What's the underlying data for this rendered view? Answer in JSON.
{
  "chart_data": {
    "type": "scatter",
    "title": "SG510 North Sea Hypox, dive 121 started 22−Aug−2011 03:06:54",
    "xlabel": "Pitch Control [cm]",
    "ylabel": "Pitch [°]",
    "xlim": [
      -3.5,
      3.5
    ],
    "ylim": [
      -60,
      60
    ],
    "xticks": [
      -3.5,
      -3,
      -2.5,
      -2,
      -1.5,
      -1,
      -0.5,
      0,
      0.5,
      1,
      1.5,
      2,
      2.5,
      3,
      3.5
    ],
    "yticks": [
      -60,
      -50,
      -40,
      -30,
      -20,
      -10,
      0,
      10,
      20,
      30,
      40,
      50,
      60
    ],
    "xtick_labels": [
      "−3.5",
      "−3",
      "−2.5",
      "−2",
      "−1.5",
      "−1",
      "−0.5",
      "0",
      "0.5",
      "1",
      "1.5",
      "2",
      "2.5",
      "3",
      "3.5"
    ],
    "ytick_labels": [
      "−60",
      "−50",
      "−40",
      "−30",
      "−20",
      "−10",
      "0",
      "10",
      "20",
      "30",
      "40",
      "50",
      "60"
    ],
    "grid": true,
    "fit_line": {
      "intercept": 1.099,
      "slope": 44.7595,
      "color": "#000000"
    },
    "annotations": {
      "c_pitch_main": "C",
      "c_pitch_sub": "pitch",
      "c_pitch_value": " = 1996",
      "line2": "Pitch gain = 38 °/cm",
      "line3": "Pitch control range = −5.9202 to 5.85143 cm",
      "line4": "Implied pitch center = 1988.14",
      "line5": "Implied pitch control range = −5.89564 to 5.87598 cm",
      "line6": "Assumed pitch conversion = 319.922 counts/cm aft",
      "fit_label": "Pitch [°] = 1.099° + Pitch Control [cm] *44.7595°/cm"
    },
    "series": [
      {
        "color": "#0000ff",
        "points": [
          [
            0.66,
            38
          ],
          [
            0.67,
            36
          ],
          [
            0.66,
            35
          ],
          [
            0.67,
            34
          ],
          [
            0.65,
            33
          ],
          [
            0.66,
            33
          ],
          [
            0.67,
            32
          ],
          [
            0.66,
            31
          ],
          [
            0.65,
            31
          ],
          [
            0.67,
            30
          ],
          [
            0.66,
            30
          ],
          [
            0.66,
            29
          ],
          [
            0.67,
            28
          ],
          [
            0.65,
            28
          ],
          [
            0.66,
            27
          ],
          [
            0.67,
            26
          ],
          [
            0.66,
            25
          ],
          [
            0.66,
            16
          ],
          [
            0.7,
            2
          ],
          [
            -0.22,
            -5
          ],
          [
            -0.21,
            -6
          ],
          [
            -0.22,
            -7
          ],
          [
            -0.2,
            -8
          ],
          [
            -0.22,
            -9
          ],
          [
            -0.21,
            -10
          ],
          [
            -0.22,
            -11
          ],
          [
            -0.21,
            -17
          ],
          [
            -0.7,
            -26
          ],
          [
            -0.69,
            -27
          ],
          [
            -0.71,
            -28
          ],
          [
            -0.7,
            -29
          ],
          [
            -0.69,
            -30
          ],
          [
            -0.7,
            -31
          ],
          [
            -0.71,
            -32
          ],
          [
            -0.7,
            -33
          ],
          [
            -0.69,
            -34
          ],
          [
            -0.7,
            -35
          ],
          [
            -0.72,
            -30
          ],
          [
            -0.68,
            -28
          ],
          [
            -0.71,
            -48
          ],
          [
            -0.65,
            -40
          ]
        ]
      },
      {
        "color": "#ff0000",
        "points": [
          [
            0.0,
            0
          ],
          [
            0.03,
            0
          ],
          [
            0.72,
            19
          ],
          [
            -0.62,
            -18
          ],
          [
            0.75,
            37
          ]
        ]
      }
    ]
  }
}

= = = = = = =

Quote all the records. Keep every word exact.

FULL ANSWER
What's the underlying data for this rendered view? Answer in JSON.
{
  "chart_data": {
    "type": "scatter",
    "title": "SG510 North Sea Hypox, dive 121 started 22−Aug−2011 03:06:54",
    "xlabel": "Pitch Control [cm]",
    "ylabel": "Pitch [°]",
    "xlim": [
      -3.5,
      3.5
    ],
    "ylim": [
      -60,
      60
    ],
    "xticks": [
      -3.5,
      -3,
      -2.5,
      -2,
      -1.5,
      -1,
      -0.5,
      0,
      0.5,
      1,
      1.5,
      2,
      2.5,
      3,
      3.5
    ],
    "yticks": [
      -60,
      -50,
      -40,
      -30,
      -20,
      -10,
      0,
      10,
      20,
      30,
      40,
      50,
      60
    ],
    "xtick_labels": [
      "−3.5",
      "−3",
      "−2.5",
      "−2",
      "−1.5",
      "−1",
      "−0.5",
      "0",
      "0.5",
      "1",
      "1.5",
      "2",
      "2.5",
      "3",
      "3.5"
    ],
    "ytick_labels": [
      "−60",
      "−50",
      "−40",
      "−30",
      "−20",
      "−10",
      "0",
      "10",
      "20",
      "30",
      "40",
      "50",
      "60"
    ],
    "grid": true,
    "fit_line": {
      "intercept": 1.099,
      "slope": 44.7595,
      "color": "#000000"
    },
    "annotations": {
      "c_pitch_main": "C",
      "c_pitch_sub": "pitch",
      "c_pitch_value": " = 1996",
      "line2": "Pitch gain = 38 °/cm",
      "line3": "Pitch control range = −5.9202 to 5.85143 cm",
      "line4": "Implied pitch center = 1988.14",
      "line5": "Implied pitch control range = −5.89564 to 5.87598 cm",
      "line6": "Assumed pitch conversion = 319.922 counts/cm aft",
      "fit_label": "Pitch [°] = 1.099° + Pitch Control [cm] *44.7595°/cm"
    },
    "series": [
      {
        "color": "#0000ff",
        "points": [
          [
            0.66,
            38
          ],
          [
            0.67,
            36
          ],
          [
            0.66,
            35
          ],
          [
            0.67,
            34
          ],
          [
            0.65,
            33
          ],
          [
            0.66,
            33
          ],
          [
            0.67,
            32
          ],
          [
            0.66,
            31
          ],
          [
            0.65,
            31
          ],
          [
            0.67,
            30
          ],
          [
            0.66,
            30
          ],
          [
            0.66,
            29
          ],
          [
            0.67,
            28
          ],
          [
            0.65,
            28
          ],
          [
            0.66,
            27
          ],
          [
            0.67,
            26
          ],
          [
            0.66,
            25
          ],
          [
            0.66,
            16
          ],
          [
            0.7,
            2
          ],
          [
            -0.22,
            -5
          ],
          [
            -0.21,
            -6
          ],
          [
            -0.22,
            -7
          ],
          [
            -0.2,
            -8
          ],
          [
            -0.22,
            -9
          ],
          [
            -0.21,
            -10
          ],
          [
            -0.22,
            -11
          ],
          [
            -0.21,
            -17
          ],
          [
            -0.7,
            -26
          ],
          [
            -0.69,
            -27
          ],
          [
            -0.71,
            -28
          ],
          [
            -0.7,
            -29
          ],
          [
            -0.69,
            -30
          ],
          [
            -0.7,
            -31
          ],
          [
            -0.71,
            -32
          ],
          [
            -0.7,
            -33
          ],
          [
            -0.69,
            -34
          ],
          [
            -0.7,
            -35
          ],
          [
            -0.72,
            -30
          ],
          [
            -0.68,
            -28
          ],
          [
            -0.71,
            -48
          ],
          [
            -0.65,
            -40
          ]
        ]
      },
      {
        "color": "#ff0000",
        "points": [
          [
            0.0,
            0
          ],
          [
            0.03,
            0
          ],
          [
            0.72,
            19
          ],
          [
            -0.62,
            -18
          ],
          [
            0.75,
            37
          ]
        ]
      }
    ]
  }
}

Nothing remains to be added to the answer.